» **Brief**: Of all the lines here, how many include the string "laptop"? Answer with the number only.

===

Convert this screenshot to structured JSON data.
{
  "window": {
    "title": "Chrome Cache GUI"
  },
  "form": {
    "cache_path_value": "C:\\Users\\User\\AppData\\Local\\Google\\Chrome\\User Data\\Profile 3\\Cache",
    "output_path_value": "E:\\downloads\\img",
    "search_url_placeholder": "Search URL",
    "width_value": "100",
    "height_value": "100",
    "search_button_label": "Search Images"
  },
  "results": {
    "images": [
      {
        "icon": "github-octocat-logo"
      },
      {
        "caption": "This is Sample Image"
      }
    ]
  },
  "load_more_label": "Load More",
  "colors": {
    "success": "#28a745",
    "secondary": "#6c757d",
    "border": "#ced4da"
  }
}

===

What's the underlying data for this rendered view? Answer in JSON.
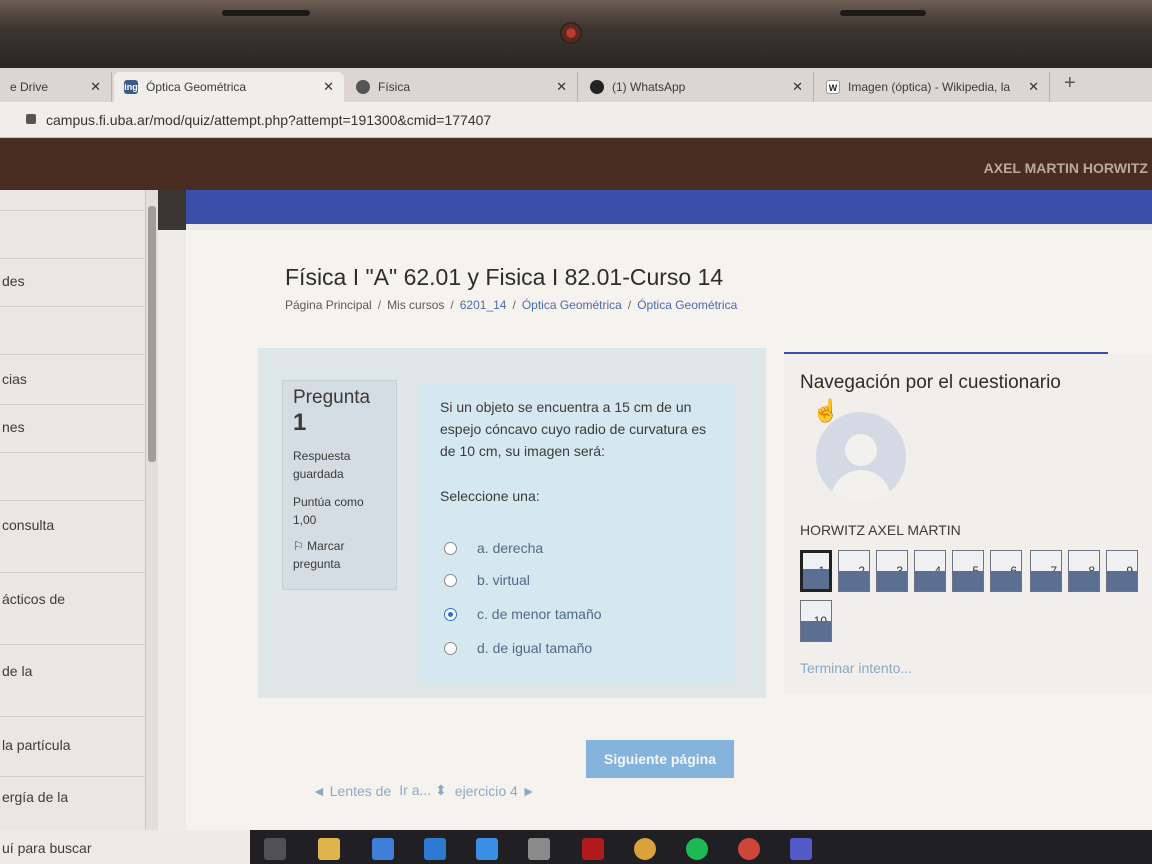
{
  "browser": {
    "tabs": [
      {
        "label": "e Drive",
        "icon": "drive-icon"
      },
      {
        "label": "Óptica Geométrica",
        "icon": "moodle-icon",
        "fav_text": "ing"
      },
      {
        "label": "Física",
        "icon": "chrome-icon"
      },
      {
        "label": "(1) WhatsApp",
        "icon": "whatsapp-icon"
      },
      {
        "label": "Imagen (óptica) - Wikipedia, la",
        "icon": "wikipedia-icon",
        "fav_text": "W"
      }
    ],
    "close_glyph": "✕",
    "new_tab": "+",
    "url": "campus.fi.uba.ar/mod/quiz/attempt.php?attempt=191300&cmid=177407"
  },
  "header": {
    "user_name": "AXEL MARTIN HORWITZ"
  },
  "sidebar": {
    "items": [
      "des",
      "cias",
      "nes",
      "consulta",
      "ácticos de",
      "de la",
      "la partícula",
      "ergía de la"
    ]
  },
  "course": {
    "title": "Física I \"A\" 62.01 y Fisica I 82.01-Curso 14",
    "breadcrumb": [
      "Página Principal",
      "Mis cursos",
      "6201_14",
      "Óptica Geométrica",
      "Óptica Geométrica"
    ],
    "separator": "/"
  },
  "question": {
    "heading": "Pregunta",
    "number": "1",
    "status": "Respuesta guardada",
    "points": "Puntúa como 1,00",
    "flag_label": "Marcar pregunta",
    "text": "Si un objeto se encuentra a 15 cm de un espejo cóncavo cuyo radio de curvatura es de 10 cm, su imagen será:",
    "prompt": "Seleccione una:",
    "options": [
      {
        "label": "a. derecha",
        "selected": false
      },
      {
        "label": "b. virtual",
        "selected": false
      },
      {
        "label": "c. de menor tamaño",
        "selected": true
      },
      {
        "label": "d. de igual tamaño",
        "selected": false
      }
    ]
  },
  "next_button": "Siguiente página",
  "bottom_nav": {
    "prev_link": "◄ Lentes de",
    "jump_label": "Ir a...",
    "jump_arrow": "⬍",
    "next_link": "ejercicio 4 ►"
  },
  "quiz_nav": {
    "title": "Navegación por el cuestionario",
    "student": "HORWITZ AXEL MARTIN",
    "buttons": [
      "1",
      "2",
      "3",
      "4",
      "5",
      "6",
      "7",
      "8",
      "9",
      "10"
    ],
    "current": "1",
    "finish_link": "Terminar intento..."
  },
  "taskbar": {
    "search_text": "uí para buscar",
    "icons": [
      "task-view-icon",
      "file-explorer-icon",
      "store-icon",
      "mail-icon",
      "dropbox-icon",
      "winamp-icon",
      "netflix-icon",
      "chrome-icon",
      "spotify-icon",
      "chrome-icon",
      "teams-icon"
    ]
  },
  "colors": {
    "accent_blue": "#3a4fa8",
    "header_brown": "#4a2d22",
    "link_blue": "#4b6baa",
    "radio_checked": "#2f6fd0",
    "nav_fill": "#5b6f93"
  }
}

===

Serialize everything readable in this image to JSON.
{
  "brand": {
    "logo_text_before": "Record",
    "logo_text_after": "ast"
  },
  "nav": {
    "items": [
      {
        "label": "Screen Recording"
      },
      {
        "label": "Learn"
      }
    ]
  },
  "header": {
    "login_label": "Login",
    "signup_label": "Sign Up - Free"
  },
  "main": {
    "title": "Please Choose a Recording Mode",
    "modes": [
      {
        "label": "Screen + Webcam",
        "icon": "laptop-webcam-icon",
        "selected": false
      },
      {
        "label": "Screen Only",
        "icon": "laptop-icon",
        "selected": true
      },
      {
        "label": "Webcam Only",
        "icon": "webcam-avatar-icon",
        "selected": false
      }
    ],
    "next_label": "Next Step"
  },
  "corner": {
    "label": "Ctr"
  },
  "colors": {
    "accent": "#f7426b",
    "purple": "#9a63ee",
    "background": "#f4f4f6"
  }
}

===

» **Result of the exercise**: 2